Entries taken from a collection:
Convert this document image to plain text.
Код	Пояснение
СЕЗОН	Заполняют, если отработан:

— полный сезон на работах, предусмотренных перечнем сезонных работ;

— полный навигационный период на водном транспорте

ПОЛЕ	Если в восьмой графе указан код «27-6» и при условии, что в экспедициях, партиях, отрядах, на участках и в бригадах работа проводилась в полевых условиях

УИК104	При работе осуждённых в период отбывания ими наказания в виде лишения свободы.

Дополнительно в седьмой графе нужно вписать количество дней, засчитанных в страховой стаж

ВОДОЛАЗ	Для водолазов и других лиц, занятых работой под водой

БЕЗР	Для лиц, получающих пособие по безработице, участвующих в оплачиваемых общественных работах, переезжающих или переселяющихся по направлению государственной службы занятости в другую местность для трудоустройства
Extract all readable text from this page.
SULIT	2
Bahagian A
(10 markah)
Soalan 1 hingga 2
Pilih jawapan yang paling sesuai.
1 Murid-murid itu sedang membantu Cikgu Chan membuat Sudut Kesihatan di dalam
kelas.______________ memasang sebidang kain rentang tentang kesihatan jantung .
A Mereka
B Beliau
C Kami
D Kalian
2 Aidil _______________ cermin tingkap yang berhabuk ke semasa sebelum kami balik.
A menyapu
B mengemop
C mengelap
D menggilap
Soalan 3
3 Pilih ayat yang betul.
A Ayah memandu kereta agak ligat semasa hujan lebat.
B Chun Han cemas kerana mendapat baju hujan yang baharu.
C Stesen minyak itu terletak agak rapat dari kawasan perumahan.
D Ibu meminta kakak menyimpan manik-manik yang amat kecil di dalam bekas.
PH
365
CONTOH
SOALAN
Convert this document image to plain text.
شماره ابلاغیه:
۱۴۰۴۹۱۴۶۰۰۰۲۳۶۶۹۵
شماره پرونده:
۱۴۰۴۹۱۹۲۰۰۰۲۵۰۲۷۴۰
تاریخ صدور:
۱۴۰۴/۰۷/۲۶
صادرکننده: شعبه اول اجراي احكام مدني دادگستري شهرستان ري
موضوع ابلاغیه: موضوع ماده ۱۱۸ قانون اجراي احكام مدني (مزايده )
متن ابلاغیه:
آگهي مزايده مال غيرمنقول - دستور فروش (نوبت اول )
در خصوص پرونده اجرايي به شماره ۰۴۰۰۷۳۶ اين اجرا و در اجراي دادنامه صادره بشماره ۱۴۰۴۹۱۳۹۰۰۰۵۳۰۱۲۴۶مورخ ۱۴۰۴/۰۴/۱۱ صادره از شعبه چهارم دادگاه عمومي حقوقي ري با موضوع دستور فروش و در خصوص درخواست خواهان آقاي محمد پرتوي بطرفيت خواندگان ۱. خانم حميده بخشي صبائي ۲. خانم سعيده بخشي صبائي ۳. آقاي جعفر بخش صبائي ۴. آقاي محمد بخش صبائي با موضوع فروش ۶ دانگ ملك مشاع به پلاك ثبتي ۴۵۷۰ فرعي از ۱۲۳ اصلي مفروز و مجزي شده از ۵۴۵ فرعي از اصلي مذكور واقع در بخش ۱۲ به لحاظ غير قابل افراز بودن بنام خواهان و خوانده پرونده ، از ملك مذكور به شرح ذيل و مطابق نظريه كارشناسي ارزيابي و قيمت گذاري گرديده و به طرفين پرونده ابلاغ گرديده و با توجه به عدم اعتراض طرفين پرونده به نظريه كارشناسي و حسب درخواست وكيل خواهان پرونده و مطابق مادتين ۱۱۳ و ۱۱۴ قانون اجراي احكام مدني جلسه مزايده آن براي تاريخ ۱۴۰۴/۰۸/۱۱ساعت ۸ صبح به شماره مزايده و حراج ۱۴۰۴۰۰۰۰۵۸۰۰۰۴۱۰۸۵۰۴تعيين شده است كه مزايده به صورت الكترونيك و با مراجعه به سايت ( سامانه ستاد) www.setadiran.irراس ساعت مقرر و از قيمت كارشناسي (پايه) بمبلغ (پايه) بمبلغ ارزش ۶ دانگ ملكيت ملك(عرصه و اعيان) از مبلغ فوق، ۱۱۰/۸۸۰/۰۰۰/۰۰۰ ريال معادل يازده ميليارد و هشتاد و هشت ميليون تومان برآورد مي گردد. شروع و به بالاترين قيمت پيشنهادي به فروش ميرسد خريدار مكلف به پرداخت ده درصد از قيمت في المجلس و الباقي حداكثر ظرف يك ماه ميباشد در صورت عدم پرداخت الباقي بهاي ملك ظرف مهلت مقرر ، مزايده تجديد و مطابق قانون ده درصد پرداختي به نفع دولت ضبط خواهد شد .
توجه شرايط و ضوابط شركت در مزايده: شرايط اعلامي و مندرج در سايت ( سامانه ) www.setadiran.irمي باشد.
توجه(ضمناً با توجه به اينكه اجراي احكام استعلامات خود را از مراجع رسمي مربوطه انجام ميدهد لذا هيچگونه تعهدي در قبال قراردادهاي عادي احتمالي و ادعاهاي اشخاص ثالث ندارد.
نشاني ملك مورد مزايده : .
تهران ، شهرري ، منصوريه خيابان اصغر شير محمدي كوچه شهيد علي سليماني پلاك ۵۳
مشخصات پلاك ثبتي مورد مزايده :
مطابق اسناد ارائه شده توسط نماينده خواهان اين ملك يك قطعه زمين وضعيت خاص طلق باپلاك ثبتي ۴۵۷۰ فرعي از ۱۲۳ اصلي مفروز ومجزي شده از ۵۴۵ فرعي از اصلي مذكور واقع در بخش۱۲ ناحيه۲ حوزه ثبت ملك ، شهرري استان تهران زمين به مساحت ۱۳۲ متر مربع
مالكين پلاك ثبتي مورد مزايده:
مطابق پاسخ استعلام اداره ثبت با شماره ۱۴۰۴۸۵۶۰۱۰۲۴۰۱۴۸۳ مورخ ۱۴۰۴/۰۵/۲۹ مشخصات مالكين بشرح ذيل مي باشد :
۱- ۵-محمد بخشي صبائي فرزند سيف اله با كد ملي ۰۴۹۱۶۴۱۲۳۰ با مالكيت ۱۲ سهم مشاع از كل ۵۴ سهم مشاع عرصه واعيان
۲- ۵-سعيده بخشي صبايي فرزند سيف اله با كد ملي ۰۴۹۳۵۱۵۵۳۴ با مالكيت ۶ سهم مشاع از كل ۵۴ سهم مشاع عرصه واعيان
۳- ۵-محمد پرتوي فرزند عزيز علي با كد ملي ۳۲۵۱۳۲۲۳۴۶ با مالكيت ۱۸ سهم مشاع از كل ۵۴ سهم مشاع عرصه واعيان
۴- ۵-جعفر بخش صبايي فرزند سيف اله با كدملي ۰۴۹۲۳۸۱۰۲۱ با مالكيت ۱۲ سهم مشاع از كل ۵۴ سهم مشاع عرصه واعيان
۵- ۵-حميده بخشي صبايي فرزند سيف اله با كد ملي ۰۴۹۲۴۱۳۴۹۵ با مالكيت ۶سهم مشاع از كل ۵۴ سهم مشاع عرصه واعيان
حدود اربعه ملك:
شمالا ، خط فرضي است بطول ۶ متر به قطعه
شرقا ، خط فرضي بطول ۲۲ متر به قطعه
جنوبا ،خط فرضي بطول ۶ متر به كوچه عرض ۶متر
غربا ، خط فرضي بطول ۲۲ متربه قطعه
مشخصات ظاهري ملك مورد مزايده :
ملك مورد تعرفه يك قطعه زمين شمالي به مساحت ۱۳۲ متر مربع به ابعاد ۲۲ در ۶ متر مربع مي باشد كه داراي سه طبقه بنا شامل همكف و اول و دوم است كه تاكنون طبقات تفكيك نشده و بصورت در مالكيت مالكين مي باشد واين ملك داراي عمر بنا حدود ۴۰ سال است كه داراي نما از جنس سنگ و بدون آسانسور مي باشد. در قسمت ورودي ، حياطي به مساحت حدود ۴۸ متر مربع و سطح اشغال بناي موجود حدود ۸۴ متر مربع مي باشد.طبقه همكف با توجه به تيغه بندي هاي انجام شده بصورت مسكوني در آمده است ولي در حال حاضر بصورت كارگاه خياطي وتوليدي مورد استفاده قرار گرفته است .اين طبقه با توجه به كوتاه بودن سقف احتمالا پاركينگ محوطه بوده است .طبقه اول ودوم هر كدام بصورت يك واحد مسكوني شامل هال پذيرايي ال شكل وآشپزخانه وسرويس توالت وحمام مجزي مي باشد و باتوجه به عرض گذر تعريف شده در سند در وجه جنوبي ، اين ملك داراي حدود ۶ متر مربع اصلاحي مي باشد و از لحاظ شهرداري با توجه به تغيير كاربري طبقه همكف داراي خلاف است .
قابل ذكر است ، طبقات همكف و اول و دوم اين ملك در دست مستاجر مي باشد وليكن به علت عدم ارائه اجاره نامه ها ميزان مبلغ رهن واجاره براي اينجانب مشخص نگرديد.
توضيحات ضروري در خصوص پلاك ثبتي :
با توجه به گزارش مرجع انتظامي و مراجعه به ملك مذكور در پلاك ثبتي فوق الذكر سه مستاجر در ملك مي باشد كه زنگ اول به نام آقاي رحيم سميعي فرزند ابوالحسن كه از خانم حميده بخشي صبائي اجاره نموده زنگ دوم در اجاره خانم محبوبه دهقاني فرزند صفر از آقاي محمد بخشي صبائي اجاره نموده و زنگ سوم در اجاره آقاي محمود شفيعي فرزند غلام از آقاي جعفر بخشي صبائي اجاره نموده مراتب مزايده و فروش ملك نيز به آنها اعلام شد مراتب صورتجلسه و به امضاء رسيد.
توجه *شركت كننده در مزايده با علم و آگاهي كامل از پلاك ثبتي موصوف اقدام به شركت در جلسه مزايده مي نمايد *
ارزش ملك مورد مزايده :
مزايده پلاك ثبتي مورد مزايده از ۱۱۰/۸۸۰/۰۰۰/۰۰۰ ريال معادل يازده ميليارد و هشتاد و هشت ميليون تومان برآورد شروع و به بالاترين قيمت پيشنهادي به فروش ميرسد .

What you have to do →
Pick out all the lines with the word "تهران" in them and copy them.

Exercise response →
تهران ، شهرري ، منصوريه خيابان اصغر شير محمدي كوچه شهيد علي سليماني پلاك ۵۳
مطابق اسناد ارائه شده توسط نماينده خواهان اين ملك يك قطعه زمين وضعيت خاص طلق باپلاك ثبتي ۴۵۷۰ فرعي از ۱۲۳ اصلي مفروز ومجزي شده از ۵۴۵ فرعي از اصلي مذكور واقع در بخش۱۲ ناحيه۲ حوزه ثبت ملك ، شهرري استان تهران زمين به مساحت ۱۳۲ متر مربع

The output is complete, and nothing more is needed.